WORK TO COMPLETE
Count how many lines of the data include "attention". The answer is that number and nothing else.

DATASET RECORDS
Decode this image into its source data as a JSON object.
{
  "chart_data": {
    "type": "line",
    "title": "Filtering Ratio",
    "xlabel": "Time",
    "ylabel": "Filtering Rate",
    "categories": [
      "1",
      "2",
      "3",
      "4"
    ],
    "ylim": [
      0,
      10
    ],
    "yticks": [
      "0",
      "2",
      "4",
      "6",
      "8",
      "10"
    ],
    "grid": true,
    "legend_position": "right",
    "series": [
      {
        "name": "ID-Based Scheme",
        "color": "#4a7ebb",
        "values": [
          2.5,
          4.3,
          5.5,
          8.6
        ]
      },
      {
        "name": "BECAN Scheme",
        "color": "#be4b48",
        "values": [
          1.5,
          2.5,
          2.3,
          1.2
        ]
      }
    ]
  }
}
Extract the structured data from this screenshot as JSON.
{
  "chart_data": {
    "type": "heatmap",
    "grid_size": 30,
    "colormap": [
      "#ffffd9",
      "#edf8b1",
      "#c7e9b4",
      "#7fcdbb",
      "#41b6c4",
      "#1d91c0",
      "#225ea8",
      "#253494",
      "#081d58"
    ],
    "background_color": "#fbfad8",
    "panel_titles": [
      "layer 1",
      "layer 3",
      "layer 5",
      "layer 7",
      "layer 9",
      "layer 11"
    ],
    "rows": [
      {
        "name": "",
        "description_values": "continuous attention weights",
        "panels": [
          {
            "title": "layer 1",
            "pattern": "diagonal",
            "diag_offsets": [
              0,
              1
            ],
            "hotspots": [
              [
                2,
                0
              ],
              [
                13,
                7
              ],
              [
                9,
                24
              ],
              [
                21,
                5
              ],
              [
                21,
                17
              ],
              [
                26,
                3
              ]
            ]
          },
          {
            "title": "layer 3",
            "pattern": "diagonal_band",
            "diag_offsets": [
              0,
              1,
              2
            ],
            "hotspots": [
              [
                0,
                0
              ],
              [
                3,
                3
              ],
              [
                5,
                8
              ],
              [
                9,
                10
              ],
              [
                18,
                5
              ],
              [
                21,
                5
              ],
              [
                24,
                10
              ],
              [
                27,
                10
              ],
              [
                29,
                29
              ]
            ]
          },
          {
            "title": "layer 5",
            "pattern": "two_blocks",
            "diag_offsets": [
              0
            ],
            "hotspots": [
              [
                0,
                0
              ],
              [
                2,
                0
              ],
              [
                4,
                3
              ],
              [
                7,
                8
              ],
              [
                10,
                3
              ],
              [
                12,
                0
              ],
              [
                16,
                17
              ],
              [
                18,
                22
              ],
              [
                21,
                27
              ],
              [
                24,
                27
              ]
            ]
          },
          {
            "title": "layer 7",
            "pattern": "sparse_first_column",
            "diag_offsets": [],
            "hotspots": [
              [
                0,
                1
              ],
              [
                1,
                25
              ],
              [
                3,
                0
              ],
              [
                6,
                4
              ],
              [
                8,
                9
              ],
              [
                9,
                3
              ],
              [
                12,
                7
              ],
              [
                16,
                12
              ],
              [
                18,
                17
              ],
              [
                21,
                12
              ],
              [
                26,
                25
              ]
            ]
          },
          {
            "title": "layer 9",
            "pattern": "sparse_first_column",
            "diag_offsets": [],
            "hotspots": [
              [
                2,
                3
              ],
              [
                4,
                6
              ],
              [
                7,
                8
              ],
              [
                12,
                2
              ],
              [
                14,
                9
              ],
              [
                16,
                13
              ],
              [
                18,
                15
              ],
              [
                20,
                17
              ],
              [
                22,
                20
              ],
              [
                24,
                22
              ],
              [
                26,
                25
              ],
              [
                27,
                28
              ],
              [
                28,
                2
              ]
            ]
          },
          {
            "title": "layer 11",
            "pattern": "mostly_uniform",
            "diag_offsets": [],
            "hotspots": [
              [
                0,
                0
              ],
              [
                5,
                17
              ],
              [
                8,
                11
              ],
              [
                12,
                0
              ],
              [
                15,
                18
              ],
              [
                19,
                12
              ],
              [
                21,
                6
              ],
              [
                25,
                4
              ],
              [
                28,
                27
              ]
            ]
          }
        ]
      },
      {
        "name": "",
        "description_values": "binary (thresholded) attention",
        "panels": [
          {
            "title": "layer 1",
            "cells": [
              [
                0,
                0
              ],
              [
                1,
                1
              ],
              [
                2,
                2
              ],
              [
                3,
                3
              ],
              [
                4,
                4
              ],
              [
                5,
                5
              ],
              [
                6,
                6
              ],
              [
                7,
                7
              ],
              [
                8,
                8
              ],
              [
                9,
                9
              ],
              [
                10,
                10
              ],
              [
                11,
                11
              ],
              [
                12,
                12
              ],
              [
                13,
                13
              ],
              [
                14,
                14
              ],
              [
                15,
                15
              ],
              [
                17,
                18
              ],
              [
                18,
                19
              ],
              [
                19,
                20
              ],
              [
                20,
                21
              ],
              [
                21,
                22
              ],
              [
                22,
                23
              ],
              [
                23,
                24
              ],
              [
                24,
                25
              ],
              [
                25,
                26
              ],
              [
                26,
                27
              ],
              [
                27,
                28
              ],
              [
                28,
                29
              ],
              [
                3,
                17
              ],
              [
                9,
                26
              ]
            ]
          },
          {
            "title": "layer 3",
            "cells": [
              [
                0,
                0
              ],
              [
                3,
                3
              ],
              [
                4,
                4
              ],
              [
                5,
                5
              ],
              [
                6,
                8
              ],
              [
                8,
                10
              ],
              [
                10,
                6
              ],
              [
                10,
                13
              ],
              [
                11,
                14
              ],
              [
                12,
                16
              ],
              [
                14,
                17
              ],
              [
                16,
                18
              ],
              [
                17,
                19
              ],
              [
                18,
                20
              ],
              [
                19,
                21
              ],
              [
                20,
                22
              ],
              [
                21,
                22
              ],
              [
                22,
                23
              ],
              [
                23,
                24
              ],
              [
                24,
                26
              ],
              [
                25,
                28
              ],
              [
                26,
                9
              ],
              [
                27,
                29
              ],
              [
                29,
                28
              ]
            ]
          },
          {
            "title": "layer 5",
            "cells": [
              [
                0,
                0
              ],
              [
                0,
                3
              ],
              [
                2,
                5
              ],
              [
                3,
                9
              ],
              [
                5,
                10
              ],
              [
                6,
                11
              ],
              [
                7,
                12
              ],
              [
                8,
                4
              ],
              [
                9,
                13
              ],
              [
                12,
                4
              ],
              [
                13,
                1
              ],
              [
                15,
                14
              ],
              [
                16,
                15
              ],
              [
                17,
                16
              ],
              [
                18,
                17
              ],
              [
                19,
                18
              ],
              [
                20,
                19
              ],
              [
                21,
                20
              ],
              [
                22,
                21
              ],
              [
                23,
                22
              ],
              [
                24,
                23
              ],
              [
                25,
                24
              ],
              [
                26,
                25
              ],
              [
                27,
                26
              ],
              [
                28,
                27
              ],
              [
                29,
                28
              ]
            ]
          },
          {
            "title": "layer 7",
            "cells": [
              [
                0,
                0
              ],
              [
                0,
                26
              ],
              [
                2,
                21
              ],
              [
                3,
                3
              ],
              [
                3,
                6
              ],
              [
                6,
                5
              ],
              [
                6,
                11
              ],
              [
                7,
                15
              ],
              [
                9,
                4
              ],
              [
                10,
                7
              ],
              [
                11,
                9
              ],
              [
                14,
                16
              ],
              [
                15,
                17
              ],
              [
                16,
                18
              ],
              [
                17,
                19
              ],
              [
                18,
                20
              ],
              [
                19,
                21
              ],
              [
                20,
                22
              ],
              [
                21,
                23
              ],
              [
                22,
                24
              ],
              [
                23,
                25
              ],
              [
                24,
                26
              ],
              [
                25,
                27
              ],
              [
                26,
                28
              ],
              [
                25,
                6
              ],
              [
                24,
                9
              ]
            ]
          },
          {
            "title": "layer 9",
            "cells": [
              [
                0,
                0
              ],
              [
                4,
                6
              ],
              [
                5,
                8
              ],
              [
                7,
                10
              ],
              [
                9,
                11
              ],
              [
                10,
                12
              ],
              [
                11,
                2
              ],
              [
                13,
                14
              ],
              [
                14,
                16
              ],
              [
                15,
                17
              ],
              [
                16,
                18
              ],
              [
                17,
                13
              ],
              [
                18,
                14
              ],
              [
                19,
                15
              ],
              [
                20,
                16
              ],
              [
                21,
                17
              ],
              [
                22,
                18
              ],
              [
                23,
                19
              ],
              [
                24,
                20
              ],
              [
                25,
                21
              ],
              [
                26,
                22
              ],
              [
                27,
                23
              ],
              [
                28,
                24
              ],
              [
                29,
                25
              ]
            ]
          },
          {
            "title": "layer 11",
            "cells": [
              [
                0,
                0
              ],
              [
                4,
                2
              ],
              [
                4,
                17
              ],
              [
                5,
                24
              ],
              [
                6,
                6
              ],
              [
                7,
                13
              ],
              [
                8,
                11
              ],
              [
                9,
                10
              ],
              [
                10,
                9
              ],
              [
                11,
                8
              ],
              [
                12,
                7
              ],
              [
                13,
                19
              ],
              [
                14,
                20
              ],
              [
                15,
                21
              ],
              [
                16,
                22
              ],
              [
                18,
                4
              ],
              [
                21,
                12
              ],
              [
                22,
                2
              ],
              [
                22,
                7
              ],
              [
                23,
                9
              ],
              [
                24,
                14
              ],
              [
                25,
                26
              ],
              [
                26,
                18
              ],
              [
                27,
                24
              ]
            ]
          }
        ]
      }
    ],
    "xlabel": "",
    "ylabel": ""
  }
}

TASK ANSWER
2